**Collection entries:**

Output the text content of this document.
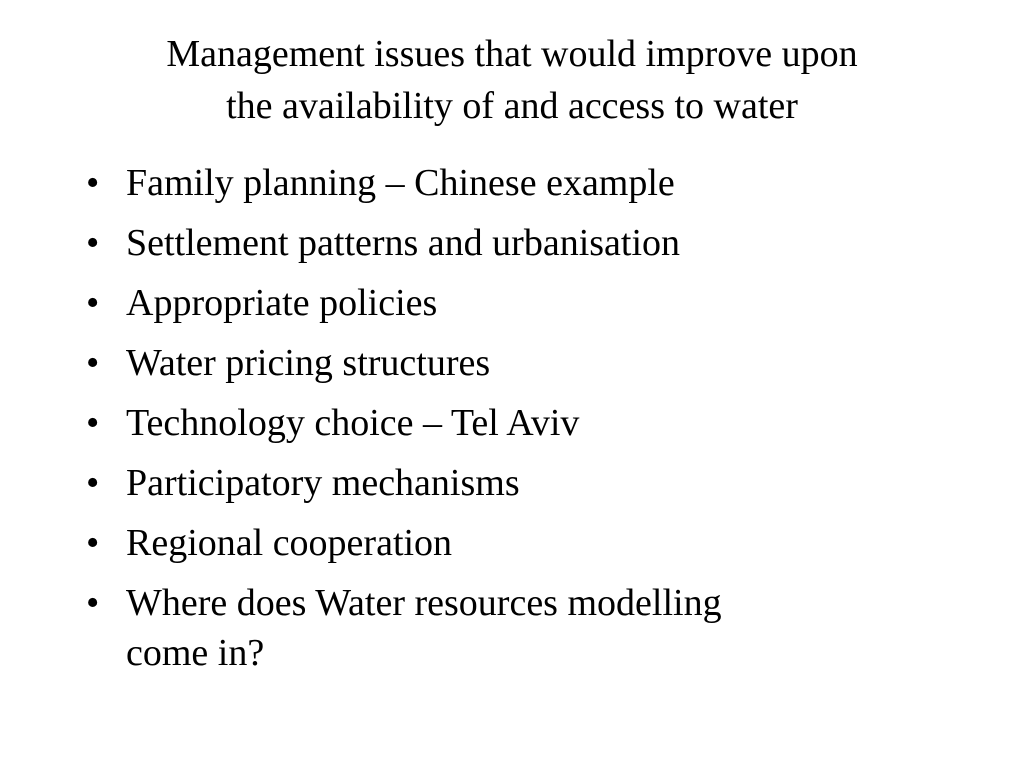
Management issues that would improve upon
the availability of and access to water
• Family planning – Chinese example
• Settlement patterns and urbanisation
• Appropriate policies
• Water pricing structures
• Technology choice – Tel Aviv
• Participatory mechanisms
• Regional cooperation
• Where does Water resources modelling
come in?
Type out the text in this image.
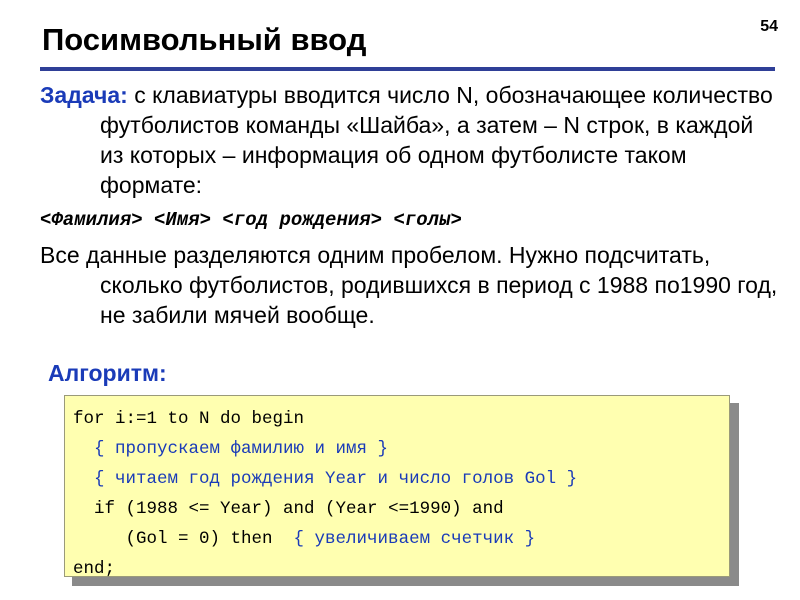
Посимвольный ввод	54

Задача: с клавиатуры вводится число N, обозначающее количество футболистов команды «Шайба», а затем – N строк, в каждой из которых – информация об одном футболисте таком формате:

<Фамилия> <Имя> <год рождения> <голы>

Все данные разделяются одним пробелом. Нужно подсчитать, сколько футболистов, родившихся в период с 1988 по1990 год, не забили мячей вообще.

Алгоритм:
for i:=1 to N do begin
{ пропускаем фамилию и имя }
{ читаем год рождения Year и число голов Gol }
if (1988 <= Year) and (Year <=1990) and
(Gol = 0) then  { увеличиваем счетчик }
end;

**WORK TO BE COMPLETED:** The material above must be printed exactly, with its pictures left out.

**COMPLETE RESPONSE:**
Output the text content of this document.
Management issues that would improve upon
the availability of and access to water
• Family planning – Chinese example
• Settlement patterns and urbanisation
• Appropriate policies
• Water pricing structures
• Technology choice – Tel Aviv
• Participatory mechanisms
• Regional cooperation
• Where does Water resources modelling
come in?
Type out the text in this image.
Посимвольный ввод	54

Задача: с клавиатуры вводится число N, обозначающее количество футболистов команды «Шайба», а затем – N строк, в каждой из которых – информация об одном футболисте таком формате:

<Фамилия> <Имя> <год рождения> <голы>

Все данные разделяются одним пробелом. Нужно подсчитать, сколько футболистов, родившихся в период с 1988 по1990 год, не забили мячей вообще.

Алгоритм:
for i:=1 to N do begin
{ пропускаем фамилию и имя }
{ читаем год рождения Year и число голов Gol }
if (1988 <= Year) and (Year <=1990) and
(Gol = 0) then  { увеличиваем счетчик }
end;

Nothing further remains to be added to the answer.